Extract all data as written.
::::::
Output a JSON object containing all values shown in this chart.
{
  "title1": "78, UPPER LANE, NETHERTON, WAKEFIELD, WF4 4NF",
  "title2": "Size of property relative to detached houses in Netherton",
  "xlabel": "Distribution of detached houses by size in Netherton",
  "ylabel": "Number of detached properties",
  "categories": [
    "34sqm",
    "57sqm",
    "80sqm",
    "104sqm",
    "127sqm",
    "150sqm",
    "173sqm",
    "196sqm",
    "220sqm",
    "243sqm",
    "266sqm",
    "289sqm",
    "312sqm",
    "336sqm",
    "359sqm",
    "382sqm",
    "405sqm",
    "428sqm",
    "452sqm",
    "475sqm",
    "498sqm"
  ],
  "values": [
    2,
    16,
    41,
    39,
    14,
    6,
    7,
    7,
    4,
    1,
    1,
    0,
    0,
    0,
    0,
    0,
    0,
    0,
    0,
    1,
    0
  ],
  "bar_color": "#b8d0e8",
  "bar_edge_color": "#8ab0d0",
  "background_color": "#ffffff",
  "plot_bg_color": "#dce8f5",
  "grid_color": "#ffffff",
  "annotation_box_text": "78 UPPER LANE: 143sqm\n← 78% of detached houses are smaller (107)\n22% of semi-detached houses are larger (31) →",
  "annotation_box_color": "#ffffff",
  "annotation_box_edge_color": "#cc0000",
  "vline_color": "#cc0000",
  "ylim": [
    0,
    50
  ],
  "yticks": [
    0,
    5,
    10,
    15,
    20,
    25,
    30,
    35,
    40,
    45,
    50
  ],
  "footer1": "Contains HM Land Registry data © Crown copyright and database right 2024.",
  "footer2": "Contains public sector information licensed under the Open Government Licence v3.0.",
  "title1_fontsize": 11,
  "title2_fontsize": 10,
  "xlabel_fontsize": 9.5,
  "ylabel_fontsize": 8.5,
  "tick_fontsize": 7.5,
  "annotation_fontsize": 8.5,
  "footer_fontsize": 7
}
::::::
--- SOLUTION TO THE EXERCISE ---
Output a JSON object containing all values shown in this chart.
{
  "title1": "78, UPPER LANE, NETHERTON, WAKEFIELD, WF4 4NF",
  "title2": "Size of property relative to detached houses in Netherton",
  "xlabel": "Distribution of detached houses by size in Netherton",
  "ylabel": "Number of detached properties",
  "categories": [
    "34sqm",
    "57sqm",
    "80sqm",
    "104sqm",
    "127sqm",
    "150sqm",
    "173sqm",
    "196sqm",
    "220sqm",
    "243sqm",
    "266sqm",
    "289sqm",
    "312sqm",
    "336sqm",
    "359sqm",
    "382sqm",
    "405sqm",
    "428sqm",
    "452sqm",
    "475sqm",
    "498sqm"
  ],
  "values": [
    2,
    16,
    41,
    39,
    14,
    6,
    7,
    7,
    4,
    1,
    1,
    0,
    0,
    0,
    0,
    0,
    0,
    0,
    0,
    1,
    0
  ],
  "bar_color": "#b8d0e8",
  "bar_edge_color": "#8ab0d0",
  "background_color": "#ffffff",
  "plot_bg_color": "#dce8f5",
  "grid_color": "#ffffff",
  "annotation_box_text": "78 UPPER LANE: 143sqm\n← 78% of detached houses are smaller (107)\n22% of semi-detached houses are larger (31) →",
  "annotation_box_color": "#ffffff",
  "annotation_box_edge_color": "#cc0000",
  "vline_color": "#cc0000",
  "ylim": [
    0,
    50
  ],
  "yticks": [
    0,
    5,
    10,
    15,
    20,
    25,
    30,
    35,
    40,
    45,
    50
  ],
  "footer1": "Contains HM Land Registry data © Crown copyright and database right 2024.",
  "footer2": "Contains public sector information licensed under the Open Government Licence v3.0.",
  "title1_fontsize": 11,
  "title2_fontsize": 10,
  "xlabel_fontsize": 9.5,
  "ylabel_fontsize": 8.5,
  "tick_fontsize": 7.5,
  "annotation_fontsize": 8.5,
  "footer_fontsize": 7
}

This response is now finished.